Material to process
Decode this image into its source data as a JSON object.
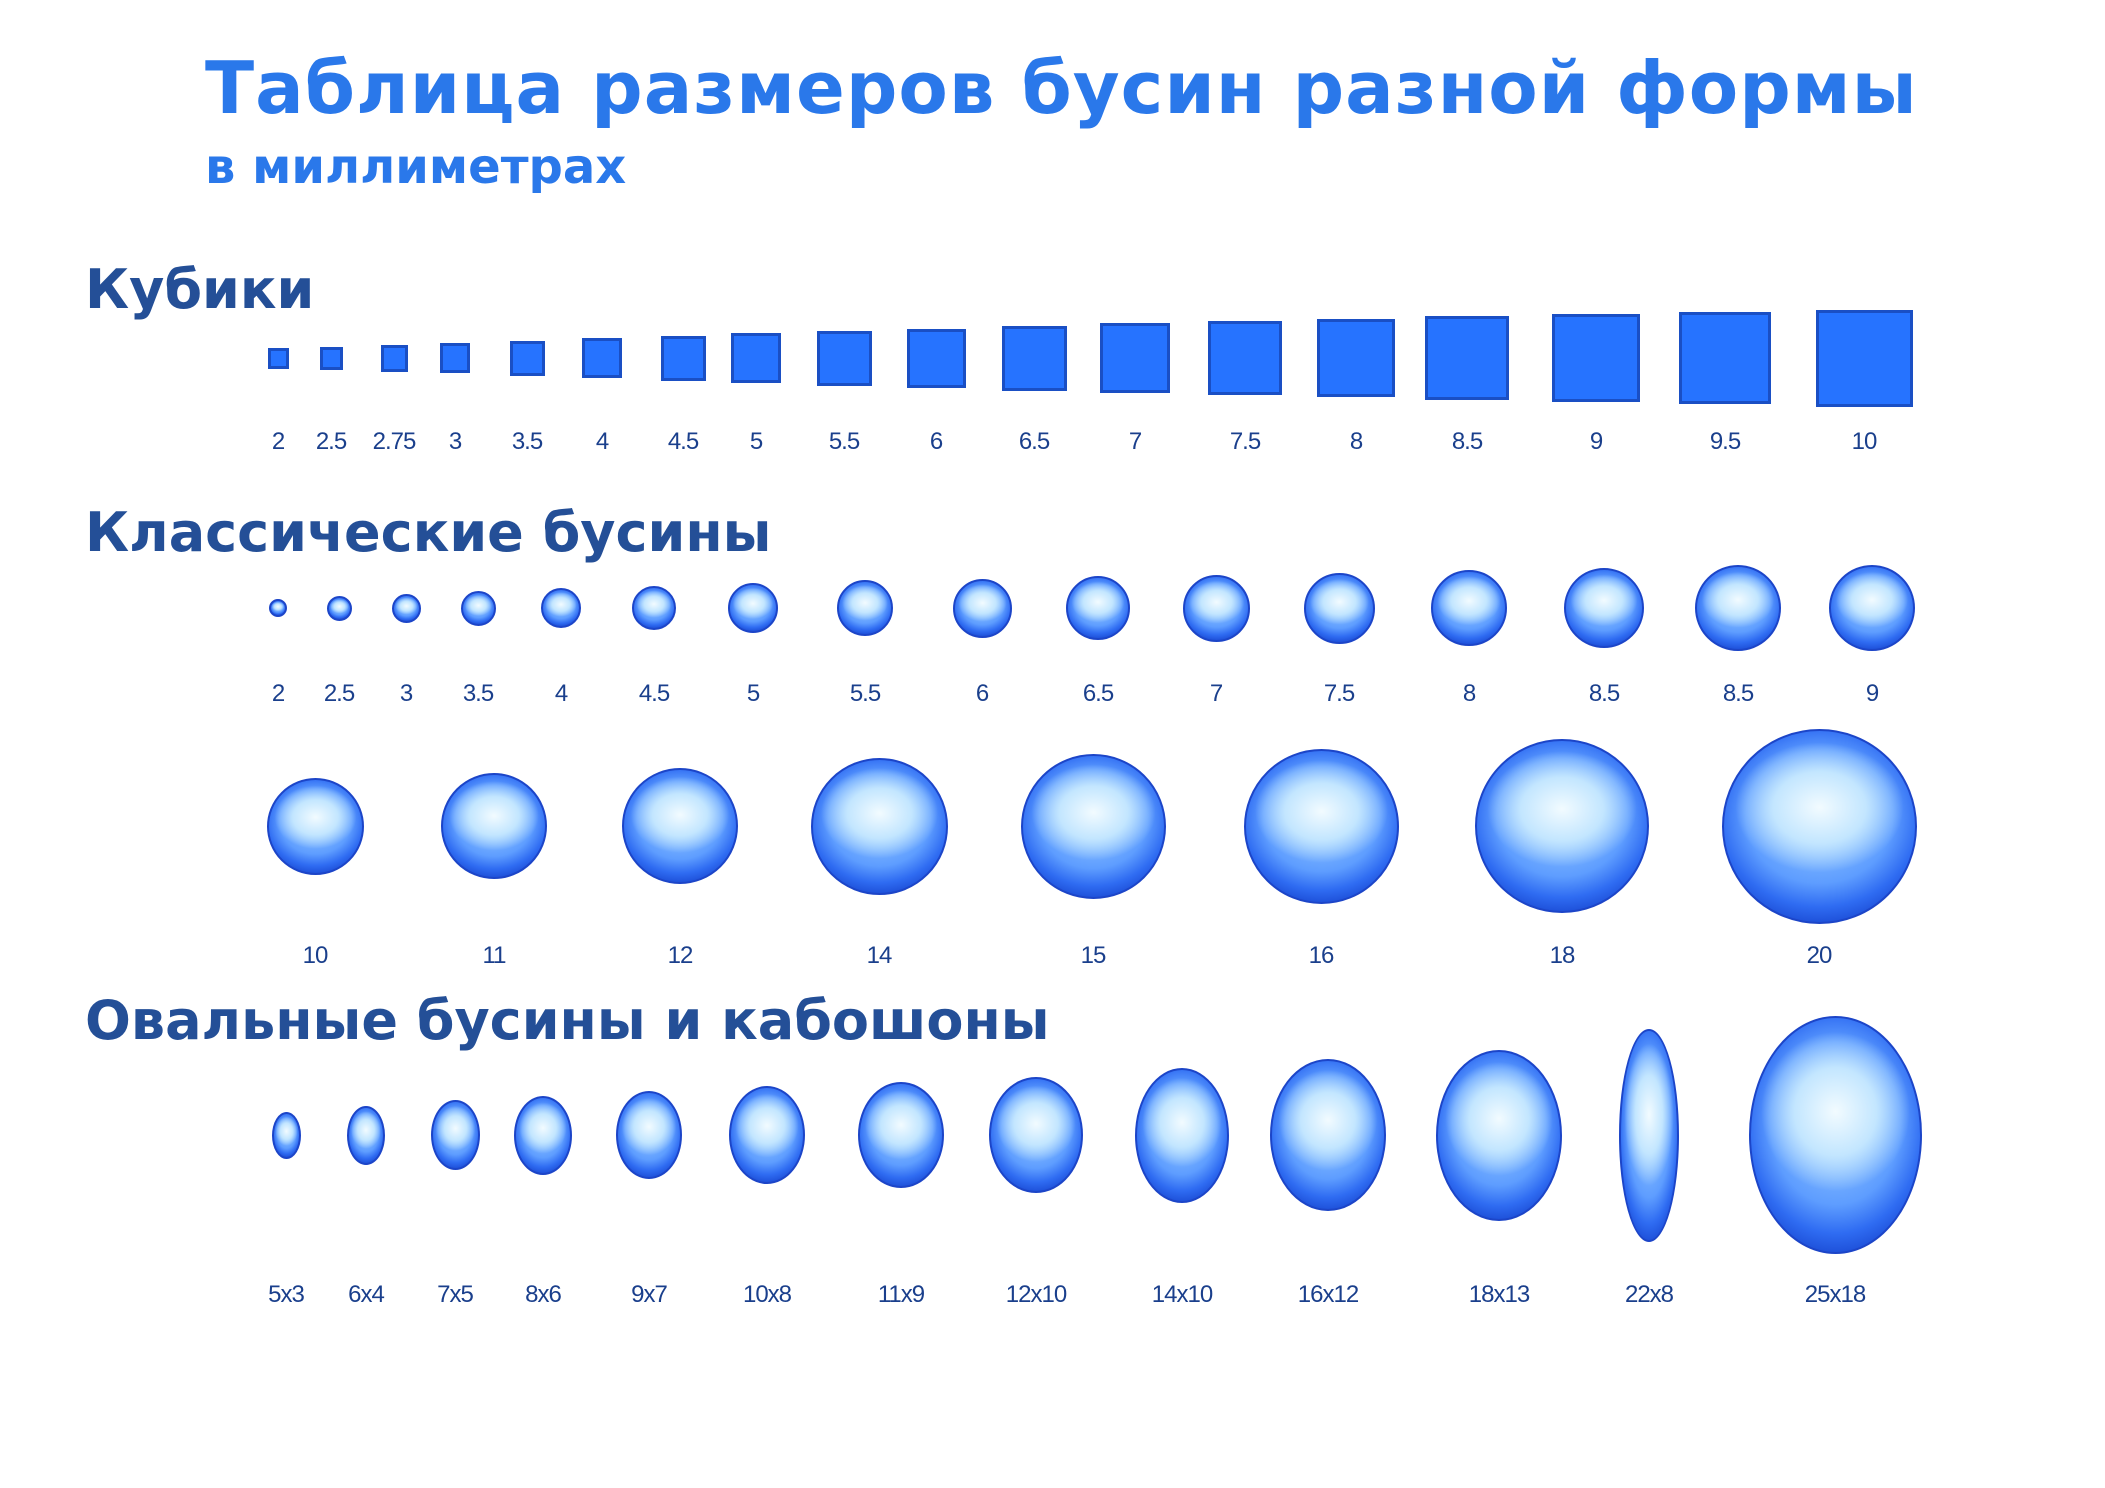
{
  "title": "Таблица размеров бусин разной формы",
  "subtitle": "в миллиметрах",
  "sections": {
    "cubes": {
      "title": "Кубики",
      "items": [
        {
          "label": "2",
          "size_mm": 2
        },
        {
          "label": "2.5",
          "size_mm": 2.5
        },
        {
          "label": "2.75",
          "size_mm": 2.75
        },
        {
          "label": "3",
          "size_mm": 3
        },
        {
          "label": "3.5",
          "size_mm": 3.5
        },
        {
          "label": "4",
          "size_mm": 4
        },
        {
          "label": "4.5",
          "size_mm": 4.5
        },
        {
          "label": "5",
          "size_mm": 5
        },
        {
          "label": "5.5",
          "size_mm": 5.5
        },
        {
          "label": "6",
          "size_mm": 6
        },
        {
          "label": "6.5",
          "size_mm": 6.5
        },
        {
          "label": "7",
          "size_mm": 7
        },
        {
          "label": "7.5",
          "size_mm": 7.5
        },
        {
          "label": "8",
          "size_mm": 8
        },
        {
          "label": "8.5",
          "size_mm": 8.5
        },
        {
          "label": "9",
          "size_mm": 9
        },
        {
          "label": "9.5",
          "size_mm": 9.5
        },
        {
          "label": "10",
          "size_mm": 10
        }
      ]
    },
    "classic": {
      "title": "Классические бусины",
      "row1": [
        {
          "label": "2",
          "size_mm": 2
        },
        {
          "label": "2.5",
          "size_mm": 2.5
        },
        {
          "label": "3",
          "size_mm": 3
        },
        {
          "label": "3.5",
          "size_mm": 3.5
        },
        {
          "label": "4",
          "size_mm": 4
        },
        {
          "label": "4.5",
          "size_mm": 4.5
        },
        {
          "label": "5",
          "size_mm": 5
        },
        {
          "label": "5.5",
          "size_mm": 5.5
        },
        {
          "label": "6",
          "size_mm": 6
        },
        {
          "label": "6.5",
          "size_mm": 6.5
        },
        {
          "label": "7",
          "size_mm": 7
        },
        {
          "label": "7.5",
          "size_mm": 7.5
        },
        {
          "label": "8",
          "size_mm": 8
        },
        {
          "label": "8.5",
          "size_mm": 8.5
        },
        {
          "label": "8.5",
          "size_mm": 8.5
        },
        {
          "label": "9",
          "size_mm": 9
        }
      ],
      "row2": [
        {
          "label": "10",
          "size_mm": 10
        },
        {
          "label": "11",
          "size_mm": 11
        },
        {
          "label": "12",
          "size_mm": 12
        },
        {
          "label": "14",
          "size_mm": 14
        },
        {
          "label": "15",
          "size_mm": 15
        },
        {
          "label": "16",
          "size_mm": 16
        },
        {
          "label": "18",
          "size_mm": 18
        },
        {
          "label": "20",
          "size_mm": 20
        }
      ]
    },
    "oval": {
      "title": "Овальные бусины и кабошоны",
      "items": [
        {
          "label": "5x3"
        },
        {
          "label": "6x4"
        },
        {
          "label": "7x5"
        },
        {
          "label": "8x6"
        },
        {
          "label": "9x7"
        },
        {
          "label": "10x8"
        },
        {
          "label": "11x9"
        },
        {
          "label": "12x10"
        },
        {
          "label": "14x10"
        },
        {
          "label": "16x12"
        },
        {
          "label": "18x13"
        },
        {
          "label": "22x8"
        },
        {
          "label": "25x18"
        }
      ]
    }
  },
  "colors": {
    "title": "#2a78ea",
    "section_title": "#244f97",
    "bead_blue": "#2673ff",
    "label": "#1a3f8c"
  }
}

---

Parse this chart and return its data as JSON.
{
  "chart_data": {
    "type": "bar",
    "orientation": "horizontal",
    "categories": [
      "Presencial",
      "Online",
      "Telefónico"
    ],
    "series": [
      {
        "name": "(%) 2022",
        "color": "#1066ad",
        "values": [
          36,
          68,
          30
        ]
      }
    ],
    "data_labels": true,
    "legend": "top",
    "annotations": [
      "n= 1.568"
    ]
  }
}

Given instruction
From the records above, report the count of lines containing "this" and nothing more.

The solution
2